▶ **Short exercise**
Pick out all lines with the word "rearranging" from the records that follow.
— Start Excerpted records —
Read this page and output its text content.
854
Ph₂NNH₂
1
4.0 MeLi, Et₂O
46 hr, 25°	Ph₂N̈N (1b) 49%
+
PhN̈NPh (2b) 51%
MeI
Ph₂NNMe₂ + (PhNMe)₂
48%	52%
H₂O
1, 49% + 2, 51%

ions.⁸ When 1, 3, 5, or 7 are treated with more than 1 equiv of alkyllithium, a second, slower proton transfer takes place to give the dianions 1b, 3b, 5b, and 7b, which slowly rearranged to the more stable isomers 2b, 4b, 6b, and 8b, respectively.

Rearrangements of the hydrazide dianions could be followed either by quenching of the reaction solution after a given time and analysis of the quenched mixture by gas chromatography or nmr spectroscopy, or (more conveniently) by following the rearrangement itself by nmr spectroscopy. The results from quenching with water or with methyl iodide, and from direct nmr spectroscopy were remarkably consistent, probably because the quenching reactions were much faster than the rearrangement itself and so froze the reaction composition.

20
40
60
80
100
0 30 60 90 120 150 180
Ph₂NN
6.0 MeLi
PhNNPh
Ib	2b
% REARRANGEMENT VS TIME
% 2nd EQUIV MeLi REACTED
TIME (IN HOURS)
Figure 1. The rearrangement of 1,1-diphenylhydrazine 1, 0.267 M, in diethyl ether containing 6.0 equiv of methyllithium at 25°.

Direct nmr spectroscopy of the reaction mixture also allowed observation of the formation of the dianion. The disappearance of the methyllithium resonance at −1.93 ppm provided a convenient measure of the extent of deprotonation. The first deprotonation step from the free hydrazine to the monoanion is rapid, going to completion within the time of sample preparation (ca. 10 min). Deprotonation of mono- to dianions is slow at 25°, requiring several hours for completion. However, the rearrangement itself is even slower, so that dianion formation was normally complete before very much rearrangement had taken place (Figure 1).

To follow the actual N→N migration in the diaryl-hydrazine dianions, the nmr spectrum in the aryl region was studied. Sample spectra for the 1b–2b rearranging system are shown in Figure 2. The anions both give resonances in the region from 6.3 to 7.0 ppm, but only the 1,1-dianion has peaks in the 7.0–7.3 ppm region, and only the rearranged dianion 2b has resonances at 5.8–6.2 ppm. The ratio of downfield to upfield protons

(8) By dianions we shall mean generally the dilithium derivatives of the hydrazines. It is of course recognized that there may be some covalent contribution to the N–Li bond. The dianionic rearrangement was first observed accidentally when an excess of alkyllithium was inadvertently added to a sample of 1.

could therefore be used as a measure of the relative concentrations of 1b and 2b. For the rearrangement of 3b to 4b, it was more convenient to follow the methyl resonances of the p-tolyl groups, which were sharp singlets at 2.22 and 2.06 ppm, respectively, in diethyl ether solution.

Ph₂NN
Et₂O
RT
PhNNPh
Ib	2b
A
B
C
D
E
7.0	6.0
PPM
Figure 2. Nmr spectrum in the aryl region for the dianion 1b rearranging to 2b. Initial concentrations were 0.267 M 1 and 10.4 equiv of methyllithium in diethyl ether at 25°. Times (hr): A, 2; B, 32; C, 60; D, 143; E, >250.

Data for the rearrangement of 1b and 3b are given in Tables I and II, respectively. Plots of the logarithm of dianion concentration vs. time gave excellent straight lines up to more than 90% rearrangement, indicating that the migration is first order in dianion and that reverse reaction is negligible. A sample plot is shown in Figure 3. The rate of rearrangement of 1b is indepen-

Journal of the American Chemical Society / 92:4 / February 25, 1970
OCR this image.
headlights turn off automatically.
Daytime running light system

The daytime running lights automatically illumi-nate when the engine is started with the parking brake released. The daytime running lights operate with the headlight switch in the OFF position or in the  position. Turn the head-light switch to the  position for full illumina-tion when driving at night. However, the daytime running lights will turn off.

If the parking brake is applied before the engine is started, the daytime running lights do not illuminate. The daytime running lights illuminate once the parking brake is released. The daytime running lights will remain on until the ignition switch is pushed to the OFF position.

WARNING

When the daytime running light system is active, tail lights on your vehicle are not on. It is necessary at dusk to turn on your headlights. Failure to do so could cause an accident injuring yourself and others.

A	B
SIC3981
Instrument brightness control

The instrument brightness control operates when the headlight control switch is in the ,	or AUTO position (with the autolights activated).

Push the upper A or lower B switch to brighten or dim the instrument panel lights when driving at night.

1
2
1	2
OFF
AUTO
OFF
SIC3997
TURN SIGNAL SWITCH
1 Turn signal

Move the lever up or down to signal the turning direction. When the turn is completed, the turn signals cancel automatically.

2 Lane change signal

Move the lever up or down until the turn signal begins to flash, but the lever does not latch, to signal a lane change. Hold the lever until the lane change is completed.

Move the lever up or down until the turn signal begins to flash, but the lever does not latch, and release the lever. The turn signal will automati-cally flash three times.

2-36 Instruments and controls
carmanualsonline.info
— End Excerpted records —
▶ **Response to the task**
To follow the actual N→N migration in the diaryl-hydrazine dianions, the nmr spectrum in the aryl region was studied. Sample spectra for the 1b–2b rearranging system are shown in Figure 2. The anions both give resonances in the region from 6.3 to 7.0 ppm, but only the 1,1-dianion has peaks in the 7.0–7.3 ppm region, and only the rearranged dianion 2b has resonances at 5.8–6.2 ppm. The ratio of downfield to upfield protons
Figure 2. Nmr spectrum in the aryl region for the dianion 1b rearranging to 2b. Initial concentrations were 0.267 M 1 and 10.4 equiv of methyllithium in diethyl ether at 25°. Times (hr): A, 2; B, 32; C, 60; D, 143; E, >250.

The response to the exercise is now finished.